- PROBLEM DETAILS
Restate each of the lines given below, word for word.

(Extracted data entries)
▬▬▬▬▬▬
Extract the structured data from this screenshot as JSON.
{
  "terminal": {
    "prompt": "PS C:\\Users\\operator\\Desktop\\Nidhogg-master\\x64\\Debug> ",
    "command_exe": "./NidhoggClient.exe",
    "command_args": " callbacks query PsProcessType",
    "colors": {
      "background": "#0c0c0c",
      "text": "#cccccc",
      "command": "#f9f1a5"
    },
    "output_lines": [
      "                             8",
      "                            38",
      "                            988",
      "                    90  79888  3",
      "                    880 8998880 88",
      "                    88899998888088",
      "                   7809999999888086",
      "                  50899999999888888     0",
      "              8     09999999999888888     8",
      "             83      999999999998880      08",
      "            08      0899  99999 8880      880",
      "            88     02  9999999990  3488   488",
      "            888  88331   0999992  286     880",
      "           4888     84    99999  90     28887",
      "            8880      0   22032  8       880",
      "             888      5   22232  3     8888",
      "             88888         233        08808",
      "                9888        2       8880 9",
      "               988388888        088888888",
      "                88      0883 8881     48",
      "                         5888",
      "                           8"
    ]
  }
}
▬▬▬▬▬▬
- RESULT
Extract the structured data from this screenshot as JSON.
{
  "terminal": {
    "prompt": "PS C:\\Users\\operator\\Desktop\\Nidhogg-master\\x64\\Debug> ",
    "command_exe": "./NidhoggClient.exe",
    "command_args": " callbacks query PsProcessType",
    "colors": {
      "background": "#0c0c0c",
      "text": "#cccccc",
      "command": "#f9f1a5"
    },
    "output_lines": [
      "                             8",
      "                            38",
      "                            988",
      "                    90  79888  3",
      "                    880 8998880 88",
      "                    88899998888088",
      "                   7809999999888086",
      "                  50899999999888888     0",
      "              8     09999999999888888     8",
      "             83      999999999998880      08",
      "            08      0899  99999 8880      880",
      "            88     02  9999999990  3488   488",
      "            888  88331   0999992  286     880",
      "           4888     84    99999  90     28887",
      "            8880      0   22032  8       880",
      "             888      5   22232  3     8888",
      "             88888         233        08808",
      "                9888        2       8880 9",
      "               988388888        088888888",
      "                88      0883 8881     48",
      "                         5888",
      "                           8"
    ]
  }
}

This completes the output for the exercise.